*YOUR GOAL:* Each record below should be output verbatim, without pictures.

-- Begin --

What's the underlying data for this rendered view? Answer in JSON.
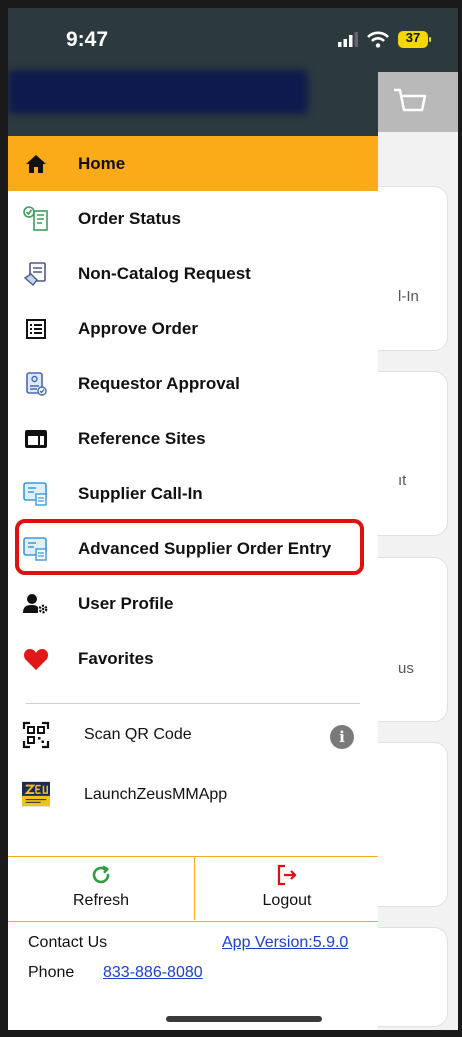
{
  "status_bar": {
    "time": "9:47",
    "battery": "37"
  },
  "background_cards": [
    {
      "text": "l-In"
    },
    {
      "text": "ıt"
    },
    {
      "text": "us"
    },
    {
      "text": ""
    }
  ],
  "menu": {
    "items": [
      {
        "label": "Home",
        "icon": "home-icon",
        "active": true
      },
      {
        "label": "Order Status",
        "icon": "order-status-icon"
      },
      {
        "label": "Non-Catalog Request",
        "icon": "non-catalog-icon"
      },
      {
        "label": "Approve Order",
        "icon": "approve-list-icon"
      },
      {
        "label": "Requestor Approval",
        "icon": "requestor-approval-icon"
      },
      {
        "label": "Reference Sites",
        "icon": "reference-sites-icon"
      },
      {
        "label": "Supplier Call-In",
        "icon": "supplier-call-in-icon"
      },
      {
        "label": "Advanced Supplier Order Entry",
        "icon": "advanced-supplier-icon"
      },
      {
        "label": "User Profile",
        "icon": "user-settings-icon"
      },
      {
        "label": "Favorites",
        "icon": "heart-icon"
      }
    ],
    "extras": [
      {
        "label": "Scan QR Code",
        "icon": "qr-code-icon"
      },
      {
        "label": "LaunchZeusMMApp",
        "icon": "zeus-logo-icon"
      }
    ]
  },
  "footer": {
    "refresh_label": "Refresh",
    "logout_label": "Logout",
    "contact_label": "Contact Us",
    "app_version": "App Version:5.9.0",
    "phone_label": "Phone",
    "phone_number": "833-886-8080"
  },
  "colors": {
    "accent": "#fbab18",
    "header": "#2c3a3f",
    "highlight": "#e01010",
    "link": "#1a3fd0",
    "refresh": "#2e9e3e",
    "logout": "#e01010"
  }
}
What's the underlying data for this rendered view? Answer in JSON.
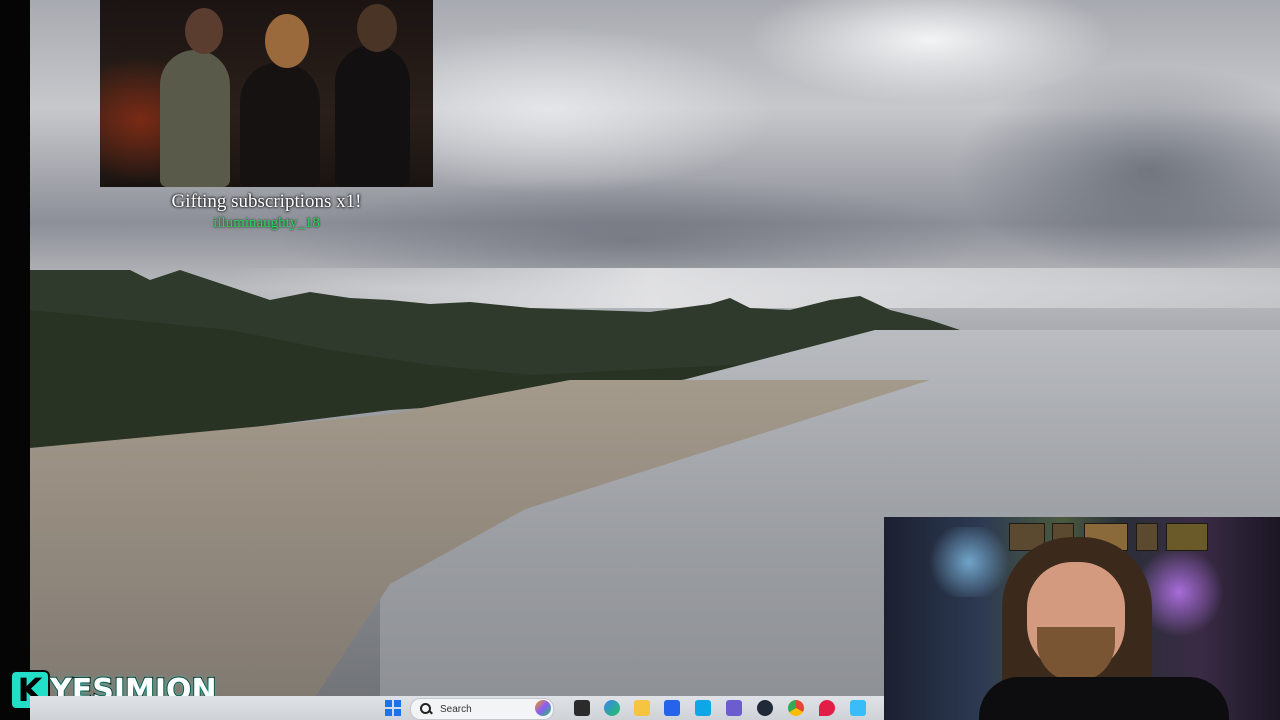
{
  "alert": {
    "title": "Gifting subscriptions x1!",
    "username": "illuminaughty_18"
  },
  "overlay": {
    "channel_logo_letter": "K",
    "channel_name": "YESIMJON"
  },
  "taskbar": {
    "search_label": "Search",
    "pinned_icons": [
      "copilot-icon",
      "task-view-icon",
      "edge-icon",
      "file-explorer-icon",
      "store-icon",
      "mail-icon",
      "teams-icon",
      "obs-icon",
      "chrome-icon",
      "maps-icon",
      "notepad-icon"
    ]
  },
  "colors": {
    "alert_username": "#22d85a",
    "logo_accent": "#22e0c8",
    "taskbar_bg": "#dfe2e6"
  }
}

-- End --

*WRITTEN ANSWER:*
What's the underlying data for this rendered view? Answer in JSON.
{
  "status_bar": {
    "time": "9:47",
    "battery": "37"
  },
  "background_cards": [
    {
      "text": "l-In"
    },
    {
      "text": "ıt"
    },
    {
      "text": "us"
    },
    {
      "text": ""
    }
  ],
  "menu": {
    "items": [
      {
        "label": "Home",
        "icon": "home-icon",
        "active": true
      },
      {
        "label": "Order Status",
        "icon": "order-status-icon"
      },
      {
        "label": "Non-Catalog Request",
        "icon": "non-catalog-icon"
      },
      {
        "label": "Approve Order",
        "icon": "approve-list-icon"
      },
      {
        "label": "Requestor Approval",
        "icon": "requestor-approval-icon"
      },
      {
        "label": "Reference Sites",
        "icon": "reference-sites-icon"
      },
      {
        "label": "Supplier Call-In",
        "icon": "supplier-call-in-icon"
      },
      {
        "label": "Advanced Supplier Order Entry",
        "icon": "advanced-supplier-icon"
      },
      {
        "label": "User Profile",
        "icon": "user-settings-icon"
      },
      {
        "label": "Favorites",
        "icon": "heart-icon"
      }
    ],
    "extras": [
      {
        "label": "Scan QR Code",
        "icon": "qr-code-icon"
      },
      {
        "label": "LaunchZeusMMApp",
        "icon": "zeus-logo-icon"
      }
    ]
  },
  "footer": {
    "refresh_label": "Refresh",
    "logout_label": "Logout",
    "contact_label": "Contact Us",
    "app_version": "App Version:5.9.0",
    "phone_label": "Phone",
    "phone_number": "833-886-8080"
  },
  "colors": {
    "accent": "#fbab18",
    "header": "#2c3a3f",
    "highlight": "#e01010",
    "link": "#1a3fd0",
    "refresh": "#2e9e3e",
    "logout": "#e01010"
  }
}
What's the underlying data for this rendered view? Answer in JSON.
{
  "alert": {
    "title": "Gifting subscriptions x1!",
    "username": "illuminaughty_18"
  },
  "overlay": {
    "channel_logo_letter": "K",
    "channel_name": "YESIMJON"
  },
  "taskbar": {
    "search_label": "Search",
    "pinned_icons": [
      "copilot-icon",
      "task-view-icon",
      "edge-icon",
      "file-explorer-icon",
      "store-icon",
      "mail-icon",
      "teams-icon",
      "obs-icon",
      "chrome-icon",
      "maps-icon",
      "notepad-icon"
    ]
  },
  "colors": {
    "alert_username": "#22d85a",
    "logo_accent": "#22e0c8",
    "taskbar_bg": "#dfe2e6"
  }
}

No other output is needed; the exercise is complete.